[The request] Check each line of the listing below for the word "Login" and say how many lines have it. Nothing else should be written.

[Records for this exercise]
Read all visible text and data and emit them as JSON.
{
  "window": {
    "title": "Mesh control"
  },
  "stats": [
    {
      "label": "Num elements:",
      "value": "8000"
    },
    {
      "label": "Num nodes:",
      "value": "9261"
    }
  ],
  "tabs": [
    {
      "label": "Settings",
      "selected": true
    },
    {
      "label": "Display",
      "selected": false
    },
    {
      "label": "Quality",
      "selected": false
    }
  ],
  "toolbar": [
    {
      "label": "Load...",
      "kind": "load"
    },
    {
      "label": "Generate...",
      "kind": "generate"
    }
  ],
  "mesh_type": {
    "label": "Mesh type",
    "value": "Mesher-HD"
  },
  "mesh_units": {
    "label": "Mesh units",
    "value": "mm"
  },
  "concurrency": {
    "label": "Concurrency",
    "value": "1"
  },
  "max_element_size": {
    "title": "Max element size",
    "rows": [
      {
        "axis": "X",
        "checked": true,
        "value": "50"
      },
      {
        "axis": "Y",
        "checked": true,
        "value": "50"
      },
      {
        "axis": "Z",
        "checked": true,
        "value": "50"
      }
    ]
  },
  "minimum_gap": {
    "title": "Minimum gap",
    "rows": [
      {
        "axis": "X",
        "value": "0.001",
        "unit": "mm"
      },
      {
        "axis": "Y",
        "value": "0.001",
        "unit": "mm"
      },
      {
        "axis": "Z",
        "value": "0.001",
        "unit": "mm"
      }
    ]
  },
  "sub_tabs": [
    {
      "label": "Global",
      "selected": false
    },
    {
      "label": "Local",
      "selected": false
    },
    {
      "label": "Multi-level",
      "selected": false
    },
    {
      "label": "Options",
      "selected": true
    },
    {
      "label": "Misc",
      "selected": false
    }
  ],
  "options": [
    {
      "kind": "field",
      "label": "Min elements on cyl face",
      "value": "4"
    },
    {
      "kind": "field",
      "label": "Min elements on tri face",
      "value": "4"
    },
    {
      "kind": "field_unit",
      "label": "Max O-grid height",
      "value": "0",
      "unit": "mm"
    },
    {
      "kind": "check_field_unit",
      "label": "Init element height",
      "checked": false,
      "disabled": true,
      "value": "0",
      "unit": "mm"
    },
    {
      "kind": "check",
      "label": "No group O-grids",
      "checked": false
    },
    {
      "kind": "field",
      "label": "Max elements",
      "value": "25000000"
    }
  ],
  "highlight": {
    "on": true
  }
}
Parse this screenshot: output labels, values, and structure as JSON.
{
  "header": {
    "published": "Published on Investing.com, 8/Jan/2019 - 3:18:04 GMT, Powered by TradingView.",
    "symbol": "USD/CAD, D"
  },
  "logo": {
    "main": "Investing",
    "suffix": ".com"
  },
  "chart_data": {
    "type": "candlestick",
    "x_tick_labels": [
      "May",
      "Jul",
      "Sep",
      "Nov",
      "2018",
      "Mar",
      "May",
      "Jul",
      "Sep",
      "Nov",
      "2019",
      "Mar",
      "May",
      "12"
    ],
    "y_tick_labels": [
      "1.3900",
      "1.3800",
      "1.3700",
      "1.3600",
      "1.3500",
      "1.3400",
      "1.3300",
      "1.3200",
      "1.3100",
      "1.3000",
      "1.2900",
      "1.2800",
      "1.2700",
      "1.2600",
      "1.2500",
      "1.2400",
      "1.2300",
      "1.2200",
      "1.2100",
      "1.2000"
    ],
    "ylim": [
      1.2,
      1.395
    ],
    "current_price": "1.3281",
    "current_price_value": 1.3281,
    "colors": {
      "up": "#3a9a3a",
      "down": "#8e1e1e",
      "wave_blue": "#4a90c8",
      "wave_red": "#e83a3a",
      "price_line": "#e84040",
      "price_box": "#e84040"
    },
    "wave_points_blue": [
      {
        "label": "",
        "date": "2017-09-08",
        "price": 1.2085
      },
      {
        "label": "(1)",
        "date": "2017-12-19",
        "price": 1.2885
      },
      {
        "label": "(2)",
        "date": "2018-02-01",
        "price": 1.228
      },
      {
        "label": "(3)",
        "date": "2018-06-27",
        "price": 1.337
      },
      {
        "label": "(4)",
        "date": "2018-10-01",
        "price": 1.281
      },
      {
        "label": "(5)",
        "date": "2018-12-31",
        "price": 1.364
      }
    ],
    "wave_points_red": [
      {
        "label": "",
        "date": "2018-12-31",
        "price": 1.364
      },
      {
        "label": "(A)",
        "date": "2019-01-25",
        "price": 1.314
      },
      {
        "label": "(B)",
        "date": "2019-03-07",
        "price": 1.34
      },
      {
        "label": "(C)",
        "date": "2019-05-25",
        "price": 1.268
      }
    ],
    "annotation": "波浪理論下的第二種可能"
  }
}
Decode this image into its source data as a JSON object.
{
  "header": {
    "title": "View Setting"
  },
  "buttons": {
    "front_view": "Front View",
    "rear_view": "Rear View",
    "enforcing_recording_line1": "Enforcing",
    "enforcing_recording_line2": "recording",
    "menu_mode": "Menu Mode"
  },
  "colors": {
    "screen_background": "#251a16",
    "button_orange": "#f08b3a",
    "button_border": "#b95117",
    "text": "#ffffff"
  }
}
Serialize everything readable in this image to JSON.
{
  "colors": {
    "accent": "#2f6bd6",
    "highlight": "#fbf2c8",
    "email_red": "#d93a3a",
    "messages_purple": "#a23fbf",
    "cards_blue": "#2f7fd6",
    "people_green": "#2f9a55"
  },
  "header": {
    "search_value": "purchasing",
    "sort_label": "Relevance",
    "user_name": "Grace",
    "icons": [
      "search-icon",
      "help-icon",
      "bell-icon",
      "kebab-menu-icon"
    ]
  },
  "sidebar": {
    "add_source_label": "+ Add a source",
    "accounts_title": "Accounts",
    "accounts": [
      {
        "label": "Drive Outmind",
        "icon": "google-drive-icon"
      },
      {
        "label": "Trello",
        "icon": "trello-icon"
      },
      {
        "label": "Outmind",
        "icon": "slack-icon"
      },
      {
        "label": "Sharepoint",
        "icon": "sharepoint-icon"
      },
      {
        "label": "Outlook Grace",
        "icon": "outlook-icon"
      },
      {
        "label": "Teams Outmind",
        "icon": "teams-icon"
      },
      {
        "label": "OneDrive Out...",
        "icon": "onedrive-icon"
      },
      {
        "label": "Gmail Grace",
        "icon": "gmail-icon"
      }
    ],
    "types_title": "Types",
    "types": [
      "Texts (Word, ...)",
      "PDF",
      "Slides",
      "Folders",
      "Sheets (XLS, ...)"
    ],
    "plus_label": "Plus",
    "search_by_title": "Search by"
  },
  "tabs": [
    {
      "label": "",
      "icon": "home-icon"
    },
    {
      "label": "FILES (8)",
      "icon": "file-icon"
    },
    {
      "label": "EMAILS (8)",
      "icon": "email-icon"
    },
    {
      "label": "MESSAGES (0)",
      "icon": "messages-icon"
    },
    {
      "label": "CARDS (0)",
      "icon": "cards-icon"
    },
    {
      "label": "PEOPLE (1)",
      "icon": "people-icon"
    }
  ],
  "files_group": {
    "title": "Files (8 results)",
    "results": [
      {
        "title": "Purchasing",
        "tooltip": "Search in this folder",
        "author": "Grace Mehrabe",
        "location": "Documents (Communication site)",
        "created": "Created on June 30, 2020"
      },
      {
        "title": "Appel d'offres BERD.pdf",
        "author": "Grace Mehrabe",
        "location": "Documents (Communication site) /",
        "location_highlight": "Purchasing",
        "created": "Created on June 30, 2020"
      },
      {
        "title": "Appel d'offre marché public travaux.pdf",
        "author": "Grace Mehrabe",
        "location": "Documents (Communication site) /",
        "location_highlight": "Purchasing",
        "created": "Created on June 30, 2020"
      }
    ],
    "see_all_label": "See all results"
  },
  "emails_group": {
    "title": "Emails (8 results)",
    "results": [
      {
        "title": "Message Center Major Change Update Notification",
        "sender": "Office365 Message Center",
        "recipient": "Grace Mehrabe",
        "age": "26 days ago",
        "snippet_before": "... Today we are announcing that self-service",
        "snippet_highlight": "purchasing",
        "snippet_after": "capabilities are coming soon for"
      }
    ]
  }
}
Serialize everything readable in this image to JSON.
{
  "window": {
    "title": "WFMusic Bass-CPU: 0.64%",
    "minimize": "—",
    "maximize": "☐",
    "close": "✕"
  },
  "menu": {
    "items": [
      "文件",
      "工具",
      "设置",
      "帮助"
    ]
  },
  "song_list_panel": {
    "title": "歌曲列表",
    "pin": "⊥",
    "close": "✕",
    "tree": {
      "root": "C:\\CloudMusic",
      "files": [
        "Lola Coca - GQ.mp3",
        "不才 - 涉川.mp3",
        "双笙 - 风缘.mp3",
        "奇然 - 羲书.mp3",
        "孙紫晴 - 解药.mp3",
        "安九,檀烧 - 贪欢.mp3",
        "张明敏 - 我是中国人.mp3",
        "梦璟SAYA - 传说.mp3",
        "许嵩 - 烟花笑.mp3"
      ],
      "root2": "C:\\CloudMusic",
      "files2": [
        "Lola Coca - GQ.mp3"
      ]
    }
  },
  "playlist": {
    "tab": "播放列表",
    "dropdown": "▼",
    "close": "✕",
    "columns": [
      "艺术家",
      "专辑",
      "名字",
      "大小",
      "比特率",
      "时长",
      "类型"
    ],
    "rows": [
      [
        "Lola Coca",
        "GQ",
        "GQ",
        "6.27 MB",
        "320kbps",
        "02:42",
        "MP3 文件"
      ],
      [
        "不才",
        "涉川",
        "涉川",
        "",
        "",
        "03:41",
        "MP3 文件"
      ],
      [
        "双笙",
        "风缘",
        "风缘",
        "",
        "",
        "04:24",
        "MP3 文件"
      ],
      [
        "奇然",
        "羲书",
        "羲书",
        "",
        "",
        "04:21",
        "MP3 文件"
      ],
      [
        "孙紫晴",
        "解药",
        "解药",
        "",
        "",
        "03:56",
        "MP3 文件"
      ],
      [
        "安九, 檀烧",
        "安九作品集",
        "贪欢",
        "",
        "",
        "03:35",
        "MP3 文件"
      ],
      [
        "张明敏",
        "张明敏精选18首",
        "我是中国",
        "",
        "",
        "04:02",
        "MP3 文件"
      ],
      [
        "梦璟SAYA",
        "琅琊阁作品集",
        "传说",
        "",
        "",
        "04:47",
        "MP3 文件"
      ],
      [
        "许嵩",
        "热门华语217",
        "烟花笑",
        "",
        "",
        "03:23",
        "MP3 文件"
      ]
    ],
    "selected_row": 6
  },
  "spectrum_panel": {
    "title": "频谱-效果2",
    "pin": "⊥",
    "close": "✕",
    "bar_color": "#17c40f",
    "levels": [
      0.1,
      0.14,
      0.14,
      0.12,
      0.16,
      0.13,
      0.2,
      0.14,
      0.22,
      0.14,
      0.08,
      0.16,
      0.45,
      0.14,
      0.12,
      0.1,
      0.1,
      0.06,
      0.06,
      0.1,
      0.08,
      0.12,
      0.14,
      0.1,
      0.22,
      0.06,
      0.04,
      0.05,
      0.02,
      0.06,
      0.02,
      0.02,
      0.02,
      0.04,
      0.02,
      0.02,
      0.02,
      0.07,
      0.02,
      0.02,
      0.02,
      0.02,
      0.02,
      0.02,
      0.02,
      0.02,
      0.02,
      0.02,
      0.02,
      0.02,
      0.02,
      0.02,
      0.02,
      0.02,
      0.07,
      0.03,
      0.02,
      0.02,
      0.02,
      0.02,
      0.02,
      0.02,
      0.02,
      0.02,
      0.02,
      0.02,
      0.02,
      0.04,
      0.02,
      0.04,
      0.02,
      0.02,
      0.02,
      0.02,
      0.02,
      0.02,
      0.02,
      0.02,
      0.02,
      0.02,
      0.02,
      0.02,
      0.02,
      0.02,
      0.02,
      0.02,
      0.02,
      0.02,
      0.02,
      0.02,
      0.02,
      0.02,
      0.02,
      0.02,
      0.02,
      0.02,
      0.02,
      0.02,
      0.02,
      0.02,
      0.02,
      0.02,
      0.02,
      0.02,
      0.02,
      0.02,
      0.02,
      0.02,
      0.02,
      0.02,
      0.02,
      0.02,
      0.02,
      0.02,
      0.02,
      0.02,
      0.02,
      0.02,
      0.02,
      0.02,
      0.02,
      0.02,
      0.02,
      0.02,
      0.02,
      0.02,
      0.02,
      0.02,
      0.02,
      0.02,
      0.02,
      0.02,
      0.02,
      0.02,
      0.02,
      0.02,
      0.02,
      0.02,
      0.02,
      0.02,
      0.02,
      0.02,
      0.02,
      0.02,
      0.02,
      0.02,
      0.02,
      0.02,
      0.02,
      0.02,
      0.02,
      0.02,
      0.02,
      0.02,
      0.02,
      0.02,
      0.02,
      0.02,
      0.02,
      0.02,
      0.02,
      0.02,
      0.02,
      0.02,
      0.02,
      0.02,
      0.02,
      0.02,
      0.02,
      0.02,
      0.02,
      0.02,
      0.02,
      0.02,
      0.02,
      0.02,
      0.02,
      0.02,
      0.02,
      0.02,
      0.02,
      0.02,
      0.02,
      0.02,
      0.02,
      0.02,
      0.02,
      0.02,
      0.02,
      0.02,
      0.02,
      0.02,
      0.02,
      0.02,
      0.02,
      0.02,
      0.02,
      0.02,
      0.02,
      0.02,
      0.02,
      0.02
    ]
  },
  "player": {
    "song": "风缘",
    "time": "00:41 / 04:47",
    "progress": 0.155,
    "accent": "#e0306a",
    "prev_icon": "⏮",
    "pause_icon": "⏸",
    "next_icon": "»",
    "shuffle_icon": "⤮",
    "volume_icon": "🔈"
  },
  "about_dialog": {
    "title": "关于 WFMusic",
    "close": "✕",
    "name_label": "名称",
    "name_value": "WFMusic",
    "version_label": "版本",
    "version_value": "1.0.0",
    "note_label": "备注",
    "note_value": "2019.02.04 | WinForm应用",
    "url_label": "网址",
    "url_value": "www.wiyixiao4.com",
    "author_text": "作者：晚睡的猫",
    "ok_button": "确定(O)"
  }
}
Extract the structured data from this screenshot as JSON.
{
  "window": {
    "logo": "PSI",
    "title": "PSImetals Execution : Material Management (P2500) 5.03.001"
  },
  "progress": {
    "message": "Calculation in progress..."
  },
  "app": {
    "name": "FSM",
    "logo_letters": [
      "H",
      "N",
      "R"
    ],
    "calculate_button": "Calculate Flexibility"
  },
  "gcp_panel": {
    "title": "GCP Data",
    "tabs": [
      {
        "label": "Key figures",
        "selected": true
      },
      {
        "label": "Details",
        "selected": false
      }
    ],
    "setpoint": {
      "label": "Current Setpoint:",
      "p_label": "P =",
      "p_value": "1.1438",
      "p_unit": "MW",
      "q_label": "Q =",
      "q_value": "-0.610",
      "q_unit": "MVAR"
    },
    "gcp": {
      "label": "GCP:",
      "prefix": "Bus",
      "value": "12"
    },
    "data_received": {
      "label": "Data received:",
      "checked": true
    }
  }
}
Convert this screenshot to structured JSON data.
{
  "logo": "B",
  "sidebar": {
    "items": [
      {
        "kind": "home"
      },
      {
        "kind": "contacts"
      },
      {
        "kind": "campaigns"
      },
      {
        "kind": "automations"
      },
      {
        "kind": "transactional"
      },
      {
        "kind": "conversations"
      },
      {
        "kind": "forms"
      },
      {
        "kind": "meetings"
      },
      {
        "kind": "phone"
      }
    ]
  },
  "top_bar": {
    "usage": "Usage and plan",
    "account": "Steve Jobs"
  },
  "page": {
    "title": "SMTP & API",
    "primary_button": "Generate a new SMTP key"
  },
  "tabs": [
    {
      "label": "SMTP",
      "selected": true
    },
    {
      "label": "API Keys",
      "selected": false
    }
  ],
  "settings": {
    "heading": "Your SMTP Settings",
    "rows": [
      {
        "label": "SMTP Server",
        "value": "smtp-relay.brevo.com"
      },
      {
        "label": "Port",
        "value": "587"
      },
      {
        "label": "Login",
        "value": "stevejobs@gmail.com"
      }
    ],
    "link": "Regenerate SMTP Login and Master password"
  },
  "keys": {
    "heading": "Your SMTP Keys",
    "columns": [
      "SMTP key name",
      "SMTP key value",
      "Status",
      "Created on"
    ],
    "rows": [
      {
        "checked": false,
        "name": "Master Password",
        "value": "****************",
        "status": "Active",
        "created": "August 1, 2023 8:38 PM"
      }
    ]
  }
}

[Solution to this task] 2